*GIVEN PROBLEM:* Type out all the records word for word. Any pictures are to be left out.
_ _ _ _ _ _ _
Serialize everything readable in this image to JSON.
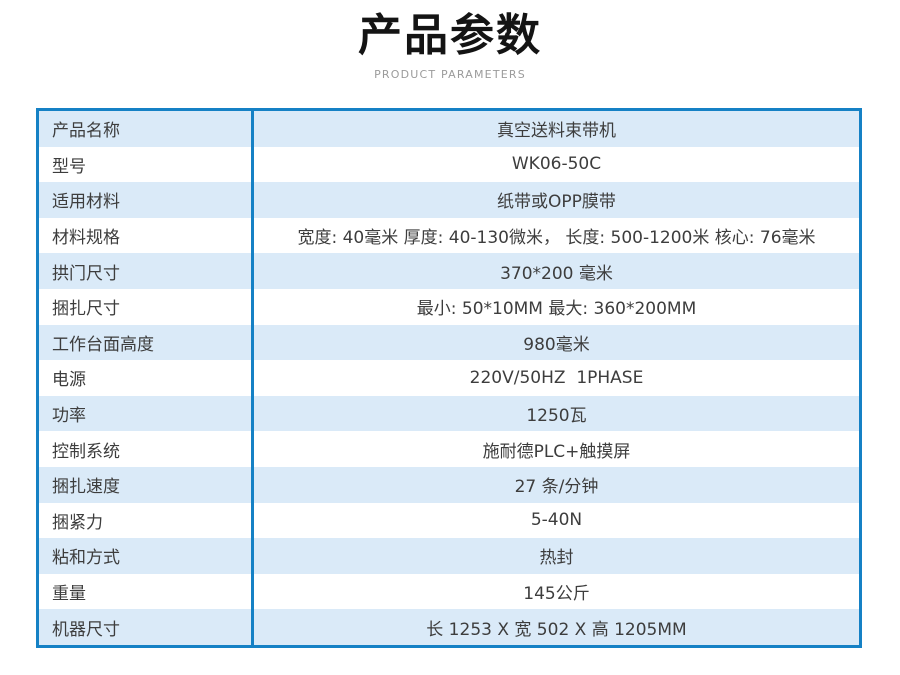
{
  "header": {
    "title": "产品参数",
    "subtitle": "PRODUCT PARAMETERS"
  },
  "colors": {
    "table_border": "#1581c5",
    "row_alt": "#daeaf8",
    "row_plain": "#ffffff",
    "text": "#3d3d3d",
    "title_text": "#141414",
    "subtitle_text": "#9b9b9b"
  },
  "table": {
    "rows": [
      {
        "label": "产品名称",
        "value": "真空送料束带机"
      },
      {
        "label": "型号",
        "value": "WK06-50C"
      },
      {
        "label": "适用材料",
        "value": "纸带或OPP膜带"
      },
      {
        "label": "材料规格",
        "value": "宽度: 40毫米 厚度: 40-130微米， 长度: 500-1200米 核心: 76毫米"
      },
      {
        "label": "拱门尺寸",
        "value": "370*200 毫米"
      },
      {
        "label": "捆扎尺寸",
        "value": "最小: 50*10MM 最大: 360*200MM"
      },
      {
        "label": "工作台面高度",
        "value": "980毫米"
      },
      {
        "label": "电源",
        "value": "220V/50HZ  1PHASE"
      },
      {
        "label": "功率",
        "value": "1250瓦"
      },
      {
        "label": "控制系统",
        "value": "施耐德PLC+触摸屏"
      },
      {
        "label": "捆扎速度",
        "value": "27 条/分钟"
      },
      {
        "label": "捆紧力",
        "value": "5-40N"
      },
      {
        "label": "粘和方式",
        "value": "热封"
      },
      {
        "label": "重量",
        "value": "145公斤"
      },
      {
        "label": "机器尺寸",
        "value": "长 1253 X 宽 502 X 高 1205MM"
      }
    ]
  }
}
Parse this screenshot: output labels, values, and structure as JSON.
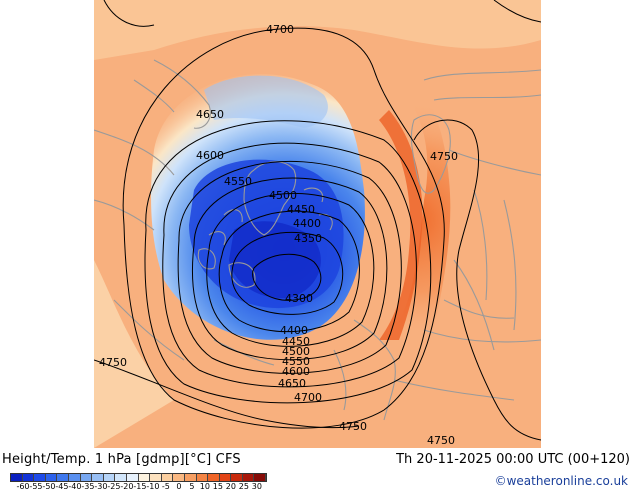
{
  "map": {
    "title": "Height/Temp. 1 hPa [gdmp][°C] CFS",
    "valid_time": "Th 20-11-2025 00:00 UTC (00+120)",
    "credit": "©weatheronline.co.uk",
    "contour_labels": [
      "4700",
      "4650",
      "4600",
      "4550",
      "4500",
      "4450",
      "4400",
      "4350",
      "4300",
      "4400",
      "4450",
      "4500",
      "4550",
      "4600",
      "4650",
      "4700",
      "4750",
      "4750",
      "4750",
      "4750"
    ],
    "contour_values_gdm": [
      4300,
      4350,
      4400,
      4450,
      4500,
      4550,
      4600,
      4650,
      4700,
      4750
    ],
    "colorbar": {
      "labels": [
        "-60",
        "-55",
        "-50",
        "-45",
        "-40",
        "-35",
        "-30",
        "-25",
        "-20",
        "-15",
        "-10",
        "-5",
        "0",
        "5",
        "10",
        "15",
        "20",
        "25",
        "30"
      ],
      "colors": [
        "#0a1fbf",
        "#1233d8",
        "#1e4ae8",
        "#2d62ec",
        "#3f78ee",
        "#5a90f0",
        "#78a8f2",
        "#98bff5",
        "#b6d4f8",
        "#d2e6fb",
        "#e8f2fd",
        "#fdf3e0",
        "#fde2bf",
        "#fbcfa0",
        "#f9b882",
        "#f79f63",
        "#f48444",
        "#f06528",
        "#e24416",
        "#c82a0c",
        "#a8170a",
        "#860c08"
      ]
    },
    "colors": {
      "land_outline": "#9a9a9a",
      "contour": "#000000",
      "credit": "#1a3f9a"
    }
  }
}
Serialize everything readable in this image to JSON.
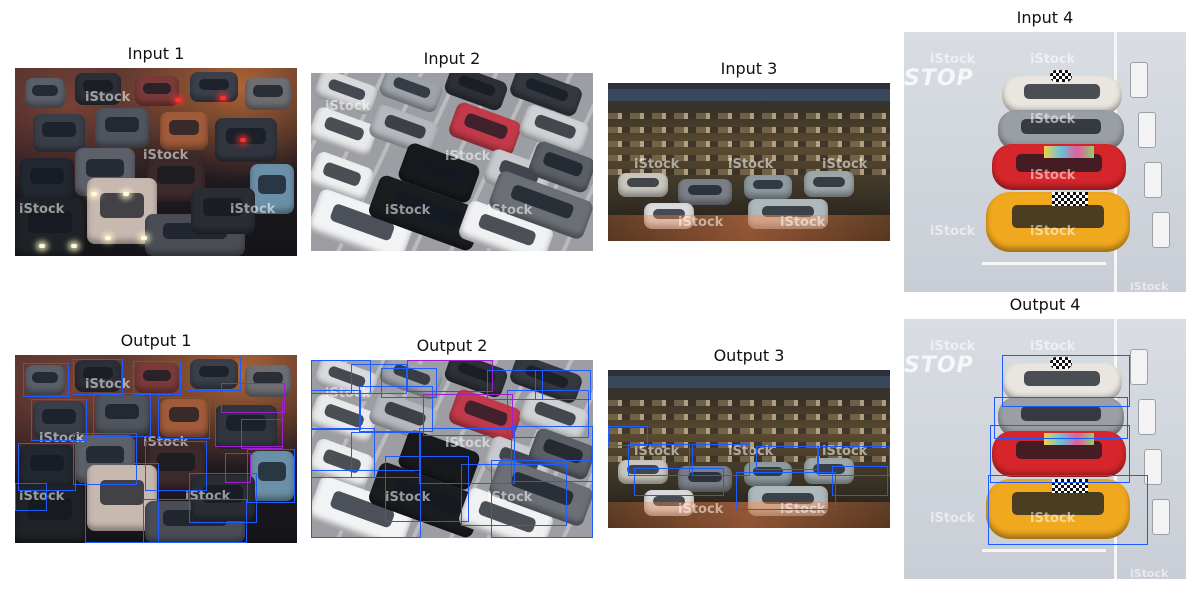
{
  "panels": {
    "input1": {
      "title": "Input 1"
    },
    "input2": {
      "title": "Input 2"
    },
    "input3": {
      "title": "Input 3"
    },
    "input4": {
      "title": "Input 4"
    },
    "output1": {
      "title": "Output 1"
    },
    "output2": {
      "title": "Output 2"
    },
    "output3": {
      "title": "Output 3"
    },
    "output4": {
      "title": "Output 4"
    }
  },
  "watermark": "iStock",
  "road_marking": "STOP",
  "colors": {
    "detection_box": "#1f5cff",
    "detection_box_alt": "#a020d0",
    "background": "#ffffff"
  }
}
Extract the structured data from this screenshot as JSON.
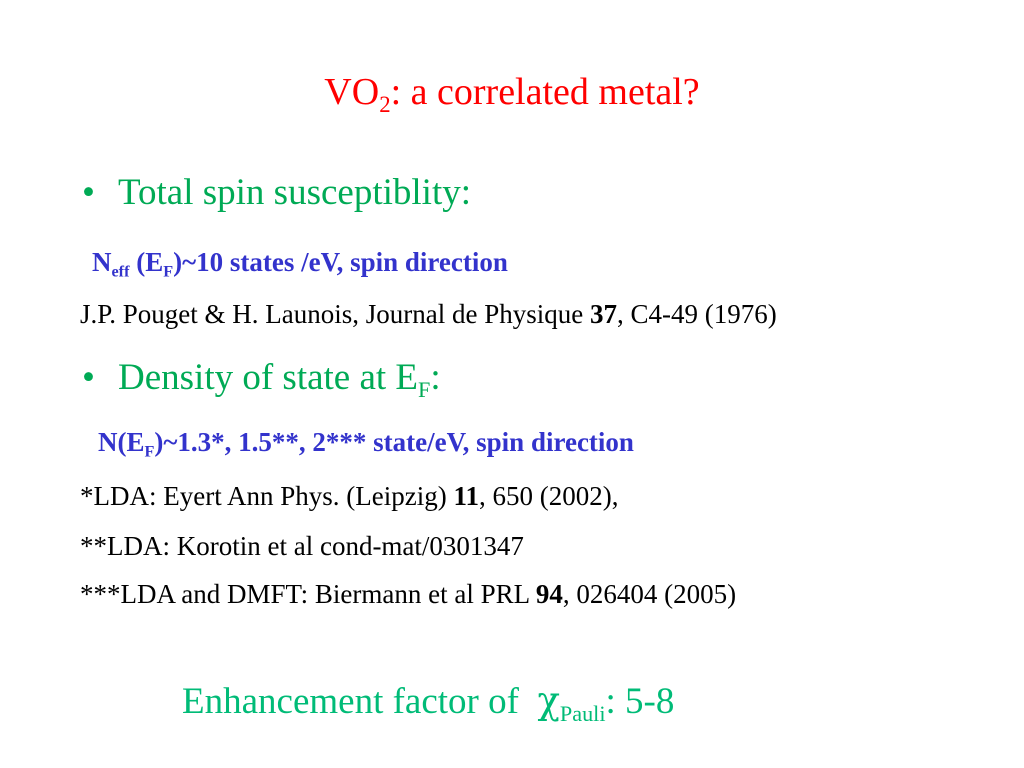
_ _ _ _ _ _ _
*SOLUTION:*
Serialize everything readable in this image to JSON.
{
  "header": {
    "title": "产品参数",
    "subtitle": "PRODUCT PARAMETERS"
  },
  "colors": {
    "table_border": "#1581c5",
    "row_alt": "#daeaf8",
    "row_plain": "#ffffff",
    "text": "#3d3d3d",
    "title_text": "#141414",
    "subtitle_text": "#9b9b9b"
  },
  "table": {
    "rows": [
      {
        "label": "产品名称",
        "value": "真空送料束带机"
      },
      {
        "label": "型号",
        "value": "WK06-50C"
      },
      {
        "label": "适用材料",
        "value": "纸带或OPP膜带"
      },
      {
        "label": "材料规格",
        "value": "宽度: 40毫米 厚度: 40-130微米， 长度: 500-1200米 核心: 76毫米"
      },
      {
        "label": "拱门尺寸",
        "value": "370*200 毫米"
      },
      {
        "label": "捆扎尺寸",
        "value": "最小: 50*10MM 最大: 360*200MM"
      },
      {
        "label": "工作台面高度",
        "value": "980毫米"
      },
      {
        "label": "电源",
        "value": "220V/50HZ  1PHASE"
      },
      {
        "label": "功率",
        "value": "1250瓦"
      },
      {
        "label": "控制系统",
        "value": "施耐德PLC+触摸屏"
      },
      {
        "label": "捆扎速度",
        "value": "27 条/分钟"
      },
      {
        "label": "捆紧力",
        "value": "5-40N"
      },
      {
        "label": "粘和方式",
        "value": "热封"
      },
      {
        "label": "重量",
        "value": "145公斤"
      },
      {
        "label": "机器尺寸",
        "value": "长 1253 X 宽 502 X 高 1205MM"
      }
    ]
  }
}
Parse this screenshot: output labels, values, and structure as JSON.
{
  "map": {
    "title": "Height/Temp. 1 hPa [gdmp][°C] CFS",
    "valid_time": "Th 20-11-2025 00:00 UTC (00+120)",
    "credit": "©weatheronline.co.uk",
    "contour_labels": [
      "4700",
      "4650",
      "4600",
      "4550",
      "4500",
      "4450",
      "4400",
      "4350",
      "4300",
      "4400",
      "4450",
      "4500",
      "4550",
      "4600",
      "4650",
      "4700",
      "4750",
      "4750",
      "4750",
      "4750"
    ],
    "contour_values_gdm": [
      4300,
      4350,
      4400,
      4450,
      4500,
      4550,
      4600,
      4650,
      4700,
      4750
    ],
    "colorbar": {
      "labels": [
        "-60",
        "-55",
        "-50",
        "-45",
        "-40",
        "-35",
        "-30",
        "-25",
        "-20",
        "-15",
        "-10",
        "-5",
        "0",
        "5",
        "10",
        "15",
        "20",
        "25",
        "30"
      ],
      "colors": [
        "#0a1fbf",
        "#1233d8",
        "#1e4ae8",
        "#2d62ec",
        "#3f78ee",
        "#5a90f0",
        "#78a8f2",
        "#98bff5",
        "#b6d4f8",
        "#d2e6fb",
        "#e8f2fd",
        "#fdf3e0",
        "#fde2bf",
        "#fbcfa0",
        "#f9b882",
        "#f79f63",
        "#f48444",
        "#f06528",
        "#e24416",
        "#c82a0c",
        "#a8170a",
        "#860c08"
      ]
    },
    "colors": {
      "land_outline": "#9a9a9a",
      "contour": "#000000",
      "credit": "#1a3f9a"
    }
  }
}
Serialize everything readable in this image to JSON.
{
  "panels": {
    "input1": {
      "title": "Input 1"
    },
    "input2": {
      "title": "Input 2"
    },
    "input3": {
      "title": "Input 3"
    },
    "input4": {
      "title": "Input 4"
    },
    "output1": {
      "title": "Output 1"
    },
    "output2": {
      "title": "Output 2"
    },
    "output3": {
      "title": "Output 3"
    },
    "output4": {
      "title": "Output 4"
    }
  },
  "watermark": "iStock",
  "road_marking": "STOP",
  "colors": {
    "detection_box": "#1f5cff",
    "detection_box_alt": "#a020d0",
    "background": "#ffffff"
  }
}
Extract the structured data from this screenshot as JSON.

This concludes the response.